ЗАДАНИЕ A: Перепишите из отрывка о поездке в Осаку часть между словами «В Осаку я приехал» и «большое число японцев.», включая сами эти слова.
ЗАДАНИЕ B: Пожалуйста, продолжите отрывок о поездке в Осаку с того места, на котором он заканчивается.

ФРАГМЕНТ СТРАНИЦЫ:
========

„Ага, — подумал я, — значит, к нам приставят надсмотрщика!” Без них мы и так, конечно, никуда, но не часто это делалось столь откровенно. Далее, как сказал Кузнецов, нам надо будет в конце каждой недели составлять рапорт о нашей деятельности, затем один из нас будет приезжать в посольство в Токио для отправки этих рапортов в Москву. Перспектива пожить в Японии целых восемь месяцев и, таким образом, обрести редчайшую возможность получше узнать эту страну была крайне соблазнительной, и потому я принял это предложение.
В Осаку я приехал в начале марта, когда сооружение советского павильона еще не было закончено, хотя уже и близилось к завершению. Здание павильона было гигантским и формой своей напоминало красное знамя, развевающееся на ветру. Местами оно было сравнительно невысоким, зато там, где уходило ввысь, оно довлело над всеми прочими павильонами. Я не поверил, узнав, во сколько Советскому Союзу обошелся этот павильон — более миллиарда иен! Кое-кто из специалистов, не впервые участвовавших в международных выставках, говорил мне, что на этот раз решено запустить пропагандистскую машину на всю мощь, дабы за эти восемь месяцев обработать максимально большое число японцев.

========

СОХРАНЁННЫЕ ЗАПИСИ:
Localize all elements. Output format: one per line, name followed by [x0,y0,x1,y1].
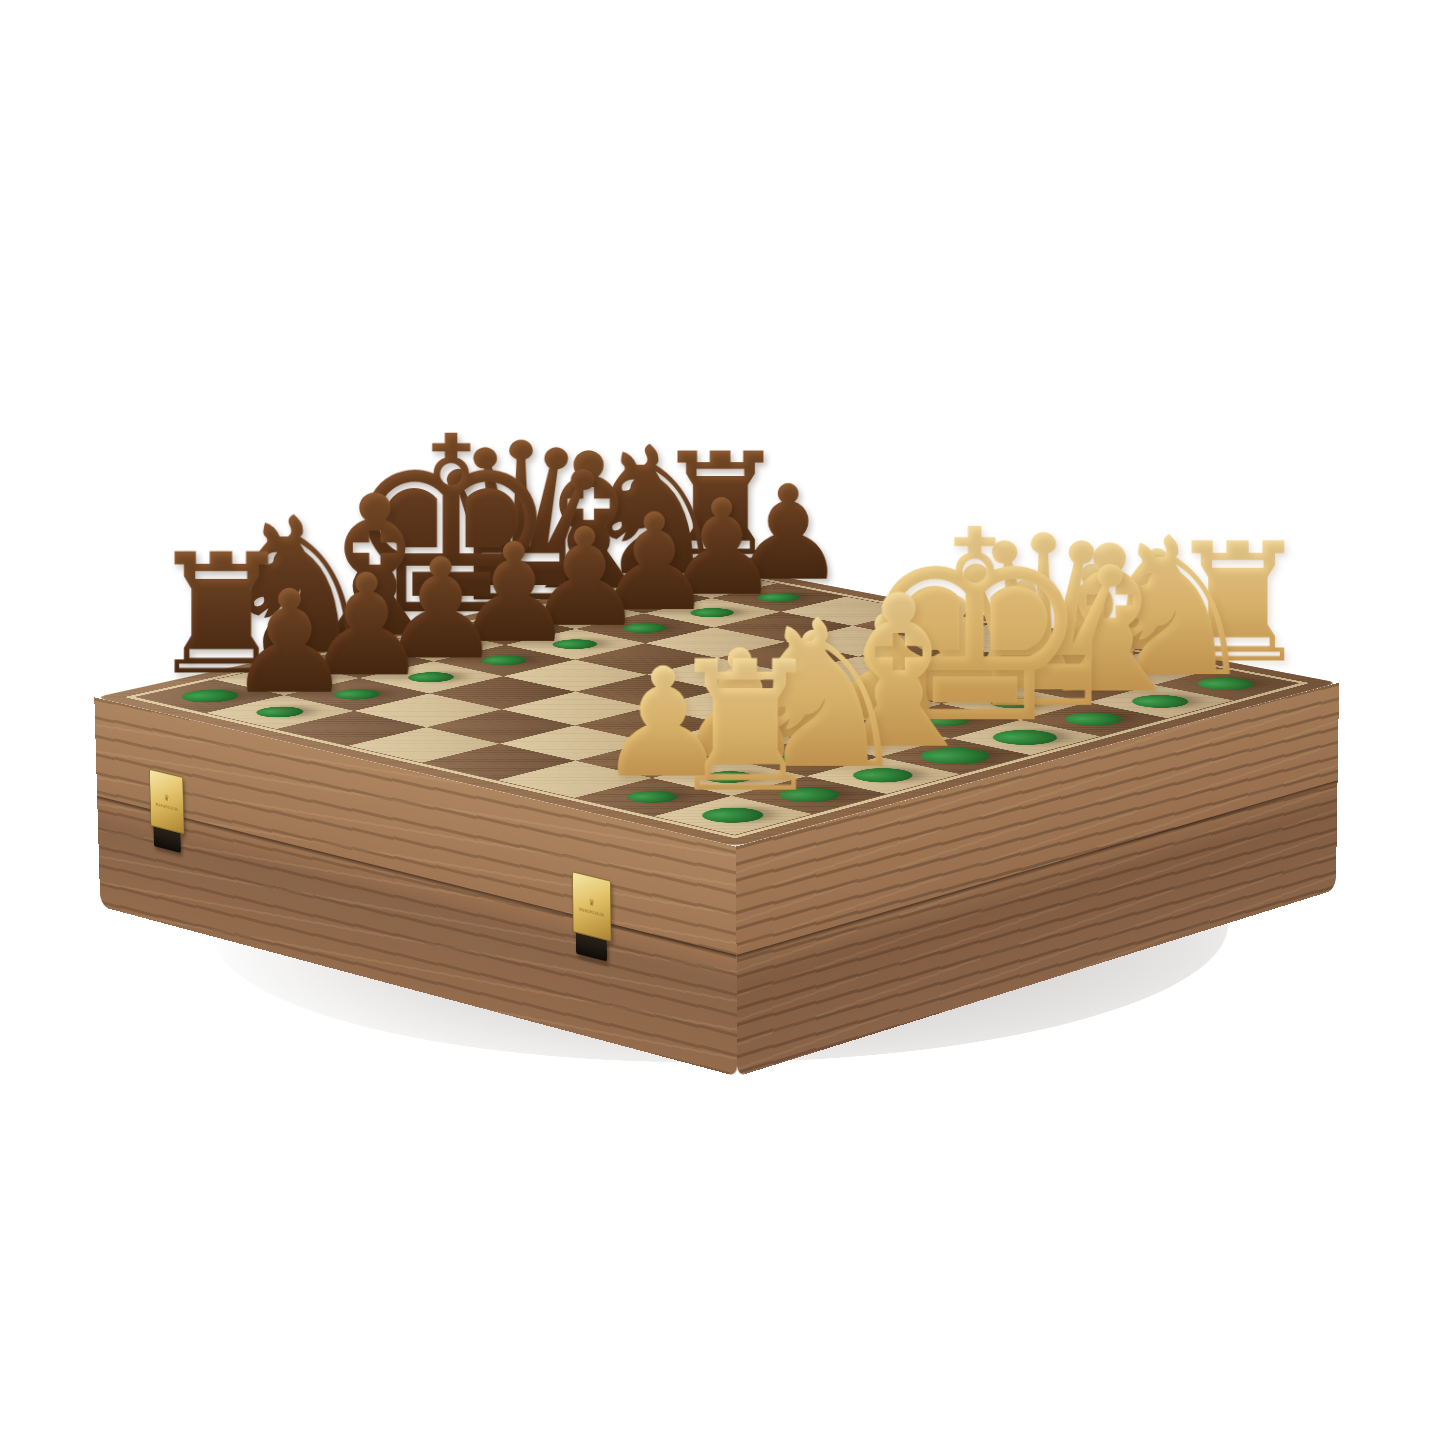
brass-clasp-plate: ♛ MANOPOULOS [149,769,184,834]
chess-case: ♛ MANOPOULOS ♛ MANOPOULOS [94,562,1339,846]
brass-clasp[interactable]: ♛ MANOPOULOS [149,769,183,854]
square-h5[interactable] [348,727,499,762]
brand-logo-icon: ♛ [164,793,169,802]
product-photo-scene: ♛ MANOPOULOS ♛ MANOPOULOS [0,0,1440,1440]
brass-clasp[interactable]: ♛ MANOPOULOS [572,871,610,962]
brand-engraving: MANOPOULOS [579,906,604,917]
brand-logo-icon: ♛ [589,898,595,908]
black-pawn-glyph: ♟ [137,572,442,714]
white-rook-glyph: ♜ [582,638,910,818]
camera-perspective: ♛ MANOPOULOS ♛ MANOPOULOS [0,0,1440,1440]
brand-engraving: MANOPOULOS [156,802,178,811]
brass-clasp-plate: ♛ MANOPOULOS [572,871,611,941]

========

ПРАВИЛЬНЫЙ ОТВЕТ A:
В Осаку я приехал в начале марта, когда сооружение советского павильона еще не было закончено, хотя уже и близилось к завершению. Здание павильона было гигантским и формой своей напоминало красное знамя, развевающееся на ветру. Местами оно было сравнительно невысоким, зато там, где уходило ввысь, оно довлело над всеми прочими павильонами. Я не поверил, узнав, во сколько Советскому Союзу обошелся этот павильон — более миллиарда иен! Кое-кто из специалистов, не впервые участвовавших в международных выставках, говорил мне, что на этот раз решено запустить пропагандистскую машину на всю мощь, дабы за эти восемь месяцев обработать максимально большое число японцев.

ПРАВИЛЬНЫЙ ОТВЕТ B:
Советский павильон был битком набит различного рода экспонатами. Там было выставлено современное сельскохозяйственное оборудование, далеко не типичное для колхозов. Красовались образцы сибирских минералов в великолепной обработке лучших мастеров. Отличным пропагандистским материалом была и модель советского космического корабля. Выставочный отдел „Сибирь” украшали деревья, привезенные для этой цели из Сибири.
Около трехсот советских гидов должны были по-английски или по-японски рассказывать посетителям выставки о достижениях социалистической системы СССР. Эта армия агитаторов день и ночь втолковывала всем и вся, сколь беспредельно миролюбив Советский Союз и что единственная угроза миру — американский империализм. Тяжелей всего им было оправдывать советское вторжение в Чехословакию в 1968 году, представляя его как братскую помощь чешскому народу. Правдоподобие такого рода объяснений было крайне сомнительным.
Чешский павильон был невелик по размерам, зато архитектура его была просто великолепна, да и декорирован он был с изящным артистизмом. С вторжения советской армии прошло всего полтора года, и было очевидно, что большинство чехов и словаков на выставке преисполнены гнева и горечи. И они нашли способ выразить свои чувства, несмотря на то что советских это приводило в ярость: из репродукторов чешского павильона что ни день лилась печальная, поистине похоронная музыка. Если кто-нибудь спрашивал, в чем дело, они неизменно отвечали: „Чехословакия в трауре". Советские были взбешены, но лишь несколько месяцев спустя представитель советского павильона добился от чехов, чтобы они прекратили трансляцию печальной музыки. Однако к тому времени ущерб, нанесенный советской пропаганде, уже был весьма существен.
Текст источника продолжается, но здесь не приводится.